Saved data entries

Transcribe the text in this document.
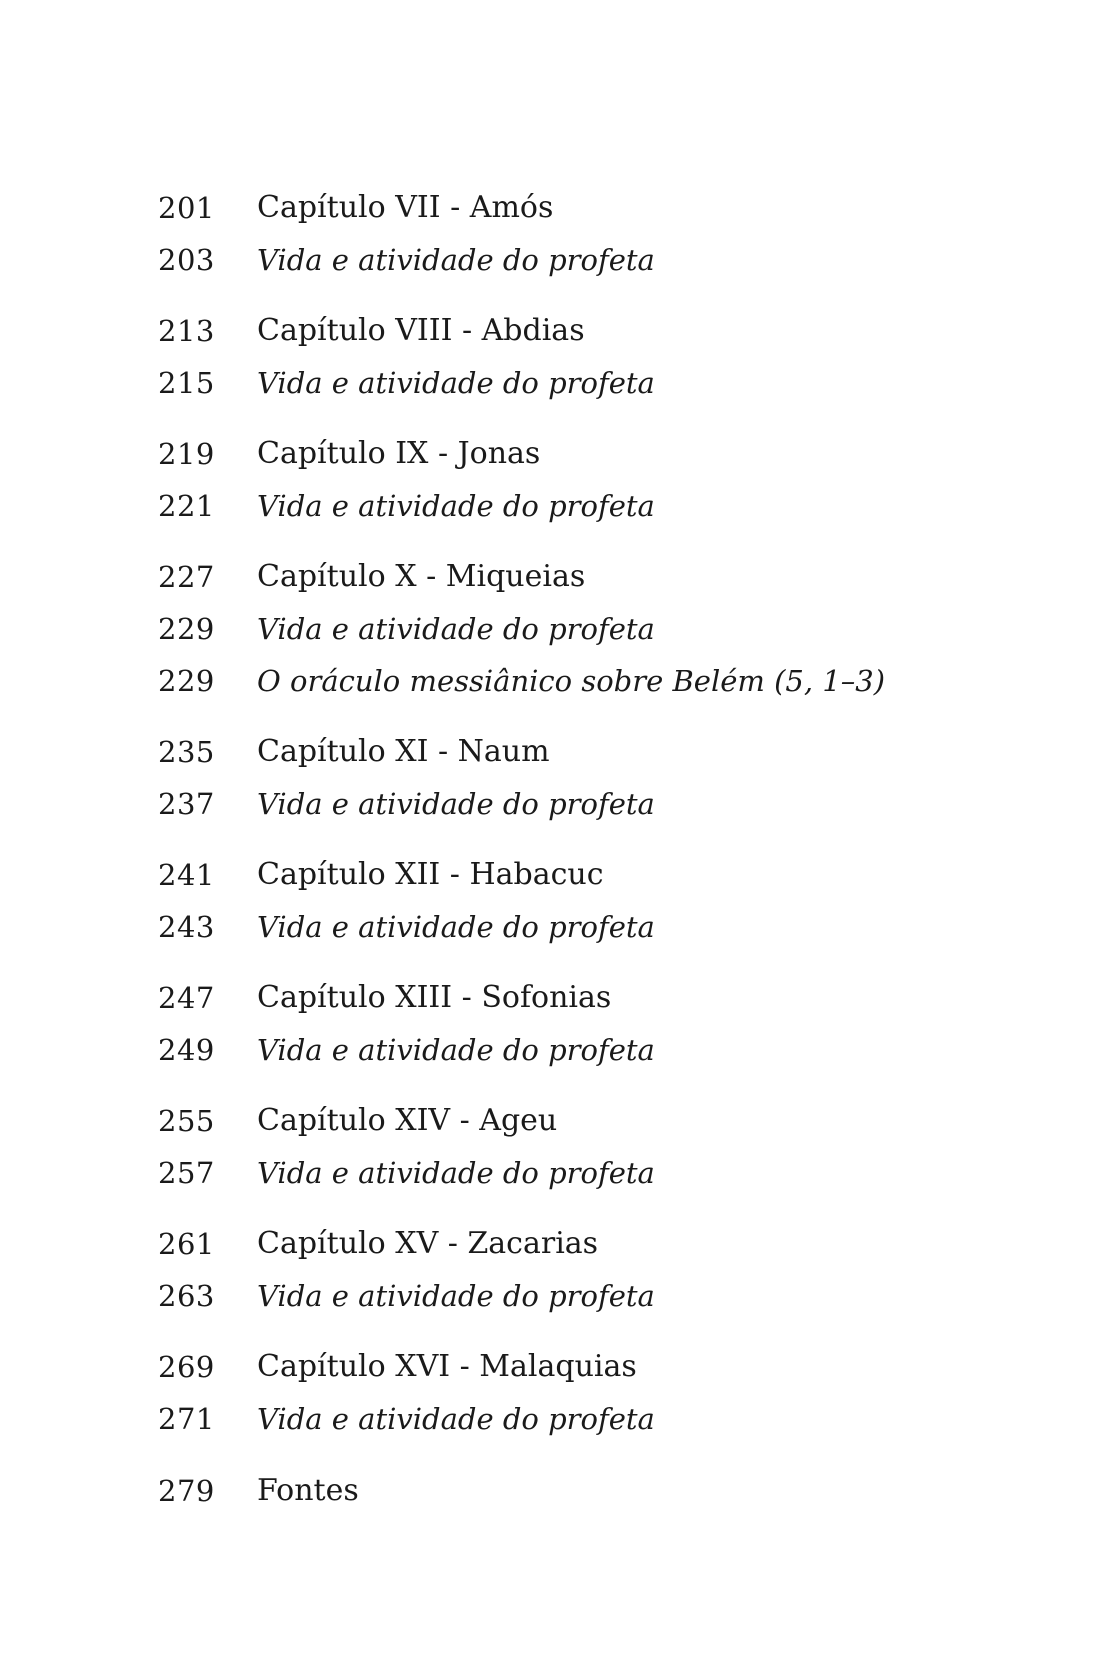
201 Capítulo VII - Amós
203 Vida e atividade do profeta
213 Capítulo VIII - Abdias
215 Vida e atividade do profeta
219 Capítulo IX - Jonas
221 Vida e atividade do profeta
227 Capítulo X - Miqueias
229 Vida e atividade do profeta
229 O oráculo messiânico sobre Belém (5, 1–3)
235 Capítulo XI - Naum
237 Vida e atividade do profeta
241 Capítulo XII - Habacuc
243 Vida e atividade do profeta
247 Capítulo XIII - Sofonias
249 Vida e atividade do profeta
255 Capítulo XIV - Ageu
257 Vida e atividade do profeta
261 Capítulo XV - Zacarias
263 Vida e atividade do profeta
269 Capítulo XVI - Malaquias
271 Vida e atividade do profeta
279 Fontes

▸ Task requirements
Leave images out of the retyped records; keep all else exact.

▸ Output of the exercise
Transcribe the text in this document.
201 Capítulo VII - Amós
203 Vida e atividade do profeta
213 Capítulo VIII - Abdias
215 Vida e atividade do profeta
219 Capítulo IX - Jonas
221 Vida e atividade do profeta
227 Capítulo X - Miqueias
229 Vida e atividade do profeta
229 O oráculo messiânico sobre Belém (5, 1–3)
235 Capítulo XI - Naum
237 Vida e atividade do profeta
241 Capítulo XII - Habacuc
243 Vida e atividade do profeta
247 Capítulo XIII - Sofonias
249 Vida e atividade do profeta
255 Capítulo XIV - Ageu
257 Vida e atividade do profeta
261 Capítulo XV - Zacarias
263 Vida e atividade do profeta
269 Capítulo XVI - Malaquias
271 Vida e atividade do profeta
279 Fontes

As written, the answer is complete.